* Exercise instructions *
Pick out each line below containing "data".

* Material to process *
- - -

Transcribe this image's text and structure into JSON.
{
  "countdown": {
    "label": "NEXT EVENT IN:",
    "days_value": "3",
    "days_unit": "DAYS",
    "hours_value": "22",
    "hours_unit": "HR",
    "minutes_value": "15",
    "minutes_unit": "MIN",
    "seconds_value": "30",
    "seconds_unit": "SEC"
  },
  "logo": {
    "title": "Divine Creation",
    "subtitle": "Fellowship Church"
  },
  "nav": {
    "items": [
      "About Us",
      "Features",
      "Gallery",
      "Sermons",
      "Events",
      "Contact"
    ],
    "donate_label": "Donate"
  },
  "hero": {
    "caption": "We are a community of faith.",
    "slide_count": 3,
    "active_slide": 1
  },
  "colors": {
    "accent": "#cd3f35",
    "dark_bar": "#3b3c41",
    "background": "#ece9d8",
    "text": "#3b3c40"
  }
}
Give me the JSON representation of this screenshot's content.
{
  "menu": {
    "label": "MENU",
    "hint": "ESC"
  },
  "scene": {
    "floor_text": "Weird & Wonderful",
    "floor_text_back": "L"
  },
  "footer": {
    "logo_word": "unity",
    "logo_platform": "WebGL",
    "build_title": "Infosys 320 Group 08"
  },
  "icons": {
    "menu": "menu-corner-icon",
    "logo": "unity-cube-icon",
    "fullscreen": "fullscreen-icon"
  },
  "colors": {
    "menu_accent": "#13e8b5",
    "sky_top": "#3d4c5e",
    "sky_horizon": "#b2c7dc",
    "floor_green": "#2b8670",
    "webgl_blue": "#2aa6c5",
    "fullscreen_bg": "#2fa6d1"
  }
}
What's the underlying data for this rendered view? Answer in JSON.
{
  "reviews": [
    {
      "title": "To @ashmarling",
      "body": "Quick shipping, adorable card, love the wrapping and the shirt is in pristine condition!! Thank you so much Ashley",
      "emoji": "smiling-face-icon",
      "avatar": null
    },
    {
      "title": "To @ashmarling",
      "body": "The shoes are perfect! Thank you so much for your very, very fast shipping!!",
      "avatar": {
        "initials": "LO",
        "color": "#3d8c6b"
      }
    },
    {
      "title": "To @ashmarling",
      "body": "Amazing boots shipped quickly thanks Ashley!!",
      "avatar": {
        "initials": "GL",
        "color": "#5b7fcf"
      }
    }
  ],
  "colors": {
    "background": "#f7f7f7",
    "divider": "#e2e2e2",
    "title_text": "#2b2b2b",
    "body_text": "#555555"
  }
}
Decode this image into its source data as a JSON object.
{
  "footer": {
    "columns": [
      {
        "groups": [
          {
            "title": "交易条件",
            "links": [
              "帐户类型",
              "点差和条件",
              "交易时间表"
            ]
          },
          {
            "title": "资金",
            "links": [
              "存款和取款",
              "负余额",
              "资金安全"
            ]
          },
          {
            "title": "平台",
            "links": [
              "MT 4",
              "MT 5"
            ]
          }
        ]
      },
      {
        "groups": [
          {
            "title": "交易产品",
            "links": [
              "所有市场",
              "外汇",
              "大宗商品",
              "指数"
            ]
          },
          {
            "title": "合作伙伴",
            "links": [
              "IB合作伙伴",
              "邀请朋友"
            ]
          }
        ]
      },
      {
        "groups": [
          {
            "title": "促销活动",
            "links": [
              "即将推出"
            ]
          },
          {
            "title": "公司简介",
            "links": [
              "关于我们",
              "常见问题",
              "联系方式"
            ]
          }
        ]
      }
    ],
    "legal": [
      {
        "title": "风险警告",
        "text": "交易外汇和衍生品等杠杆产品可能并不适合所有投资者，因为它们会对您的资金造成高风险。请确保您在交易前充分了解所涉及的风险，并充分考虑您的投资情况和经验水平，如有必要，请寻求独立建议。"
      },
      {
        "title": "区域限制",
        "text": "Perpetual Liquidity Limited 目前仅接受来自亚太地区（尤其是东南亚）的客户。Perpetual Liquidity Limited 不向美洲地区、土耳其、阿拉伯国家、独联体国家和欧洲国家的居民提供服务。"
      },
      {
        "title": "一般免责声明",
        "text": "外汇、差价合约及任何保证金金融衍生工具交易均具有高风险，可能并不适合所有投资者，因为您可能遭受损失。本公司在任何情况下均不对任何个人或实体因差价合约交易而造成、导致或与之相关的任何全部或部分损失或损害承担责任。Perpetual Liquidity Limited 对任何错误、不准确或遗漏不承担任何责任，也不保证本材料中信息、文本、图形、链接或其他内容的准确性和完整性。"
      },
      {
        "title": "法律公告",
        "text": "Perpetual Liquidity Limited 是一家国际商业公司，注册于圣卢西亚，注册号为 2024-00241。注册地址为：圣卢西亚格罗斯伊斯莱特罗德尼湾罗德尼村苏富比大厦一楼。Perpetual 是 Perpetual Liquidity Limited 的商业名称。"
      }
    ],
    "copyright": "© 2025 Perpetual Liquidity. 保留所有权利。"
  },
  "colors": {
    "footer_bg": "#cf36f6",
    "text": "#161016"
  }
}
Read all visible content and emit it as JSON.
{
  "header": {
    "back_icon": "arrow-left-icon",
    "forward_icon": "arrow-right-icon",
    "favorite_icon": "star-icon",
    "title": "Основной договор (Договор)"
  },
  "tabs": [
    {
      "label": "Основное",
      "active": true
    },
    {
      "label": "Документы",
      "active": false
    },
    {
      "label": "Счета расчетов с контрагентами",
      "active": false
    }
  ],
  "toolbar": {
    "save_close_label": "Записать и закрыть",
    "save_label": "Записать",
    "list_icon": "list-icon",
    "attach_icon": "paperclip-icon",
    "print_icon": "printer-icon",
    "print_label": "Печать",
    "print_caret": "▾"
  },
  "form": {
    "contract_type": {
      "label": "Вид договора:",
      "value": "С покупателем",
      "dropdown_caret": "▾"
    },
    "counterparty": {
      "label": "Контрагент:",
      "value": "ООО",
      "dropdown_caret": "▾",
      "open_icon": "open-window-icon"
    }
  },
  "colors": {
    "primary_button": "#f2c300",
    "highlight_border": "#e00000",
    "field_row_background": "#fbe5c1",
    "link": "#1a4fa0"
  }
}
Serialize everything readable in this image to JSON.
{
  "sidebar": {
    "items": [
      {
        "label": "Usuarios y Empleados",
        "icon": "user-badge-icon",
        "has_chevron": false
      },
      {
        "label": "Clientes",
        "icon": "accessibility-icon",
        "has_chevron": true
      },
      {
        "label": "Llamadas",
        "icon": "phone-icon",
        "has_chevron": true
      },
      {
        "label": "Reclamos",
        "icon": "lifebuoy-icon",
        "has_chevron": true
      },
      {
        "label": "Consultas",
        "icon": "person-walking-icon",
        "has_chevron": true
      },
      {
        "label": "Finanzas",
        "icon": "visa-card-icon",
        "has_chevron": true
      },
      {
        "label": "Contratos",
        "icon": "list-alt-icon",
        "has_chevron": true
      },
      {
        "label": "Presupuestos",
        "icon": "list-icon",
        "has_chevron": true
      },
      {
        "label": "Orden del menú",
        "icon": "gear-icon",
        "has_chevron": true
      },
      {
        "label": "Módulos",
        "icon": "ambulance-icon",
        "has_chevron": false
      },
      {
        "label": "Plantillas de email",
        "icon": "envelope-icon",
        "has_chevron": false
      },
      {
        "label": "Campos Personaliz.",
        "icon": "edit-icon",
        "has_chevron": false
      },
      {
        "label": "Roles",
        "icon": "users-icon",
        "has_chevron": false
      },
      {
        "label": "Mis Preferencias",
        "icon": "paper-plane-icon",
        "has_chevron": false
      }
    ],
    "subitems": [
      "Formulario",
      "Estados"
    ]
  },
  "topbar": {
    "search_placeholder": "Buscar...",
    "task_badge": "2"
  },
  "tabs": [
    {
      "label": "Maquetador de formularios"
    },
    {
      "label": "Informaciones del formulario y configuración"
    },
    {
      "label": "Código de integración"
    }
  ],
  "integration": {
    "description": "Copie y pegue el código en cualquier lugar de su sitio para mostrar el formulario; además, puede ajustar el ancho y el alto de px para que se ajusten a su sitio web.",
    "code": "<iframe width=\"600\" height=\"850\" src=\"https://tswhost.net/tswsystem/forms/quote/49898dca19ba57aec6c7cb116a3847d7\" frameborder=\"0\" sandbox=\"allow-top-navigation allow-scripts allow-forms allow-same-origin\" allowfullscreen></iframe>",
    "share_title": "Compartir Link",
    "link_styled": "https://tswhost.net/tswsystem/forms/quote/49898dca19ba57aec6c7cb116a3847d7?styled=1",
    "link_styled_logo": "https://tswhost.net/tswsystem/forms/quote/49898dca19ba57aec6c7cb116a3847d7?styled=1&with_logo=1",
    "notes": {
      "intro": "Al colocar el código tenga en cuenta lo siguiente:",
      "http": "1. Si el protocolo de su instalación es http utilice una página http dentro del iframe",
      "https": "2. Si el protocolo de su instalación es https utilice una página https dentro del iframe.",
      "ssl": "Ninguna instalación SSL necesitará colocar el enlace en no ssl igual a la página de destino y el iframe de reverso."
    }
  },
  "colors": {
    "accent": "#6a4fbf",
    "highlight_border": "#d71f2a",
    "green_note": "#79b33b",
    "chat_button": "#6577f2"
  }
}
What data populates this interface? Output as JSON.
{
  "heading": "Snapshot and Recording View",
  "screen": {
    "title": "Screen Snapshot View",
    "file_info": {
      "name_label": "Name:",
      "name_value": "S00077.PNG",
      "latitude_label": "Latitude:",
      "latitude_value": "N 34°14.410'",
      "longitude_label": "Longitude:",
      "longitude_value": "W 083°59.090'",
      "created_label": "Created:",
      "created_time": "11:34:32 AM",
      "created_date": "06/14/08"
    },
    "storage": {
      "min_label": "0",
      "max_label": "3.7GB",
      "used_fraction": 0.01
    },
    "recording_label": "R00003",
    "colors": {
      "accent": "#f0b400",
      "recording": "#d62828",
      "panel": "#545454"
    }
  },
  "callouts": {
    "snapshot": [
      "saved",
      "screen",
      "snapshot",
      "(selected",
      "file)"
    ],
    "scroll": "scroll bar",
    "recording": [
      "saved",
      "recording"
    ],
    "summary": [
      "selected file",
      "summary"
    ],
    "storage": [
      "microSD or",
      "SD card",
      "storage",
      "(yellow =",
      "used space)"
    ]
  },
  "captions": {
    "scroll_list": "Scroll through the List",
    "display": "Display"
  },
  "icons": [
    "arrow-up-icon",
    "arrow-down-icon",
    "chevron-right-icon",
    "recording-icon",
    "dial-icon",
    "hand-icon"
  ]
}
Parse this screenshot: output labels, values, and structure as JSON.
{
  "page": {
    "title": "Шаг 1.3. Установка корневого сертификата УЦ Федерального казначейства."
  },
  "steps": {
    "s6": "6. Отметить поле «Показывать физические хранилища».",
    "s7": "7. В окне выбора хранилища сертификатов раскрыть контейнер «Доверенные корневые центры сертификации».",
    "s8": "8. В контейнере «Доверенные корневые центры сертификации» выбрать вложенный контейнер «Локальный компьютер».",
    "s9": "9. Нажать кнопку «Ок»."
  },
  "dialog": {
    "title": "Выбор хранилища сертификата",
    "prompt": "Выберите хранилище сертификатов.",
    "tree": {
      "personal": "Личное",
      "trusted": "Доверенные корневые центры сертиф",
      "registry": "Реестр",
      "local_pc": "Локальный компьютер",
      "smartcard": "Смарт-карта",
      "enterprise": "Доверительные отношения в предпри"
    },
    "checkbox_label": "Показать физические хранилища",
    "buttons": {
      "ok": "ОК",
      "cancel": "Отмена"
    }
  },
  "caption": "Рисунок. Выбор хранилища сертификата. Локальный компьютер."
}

- - -

* Task response *
What's the underlying data for this rendered view? Answer in JSON.
Decode this image into its source data as a JSON object.
What data populates this interface? Output as JSON.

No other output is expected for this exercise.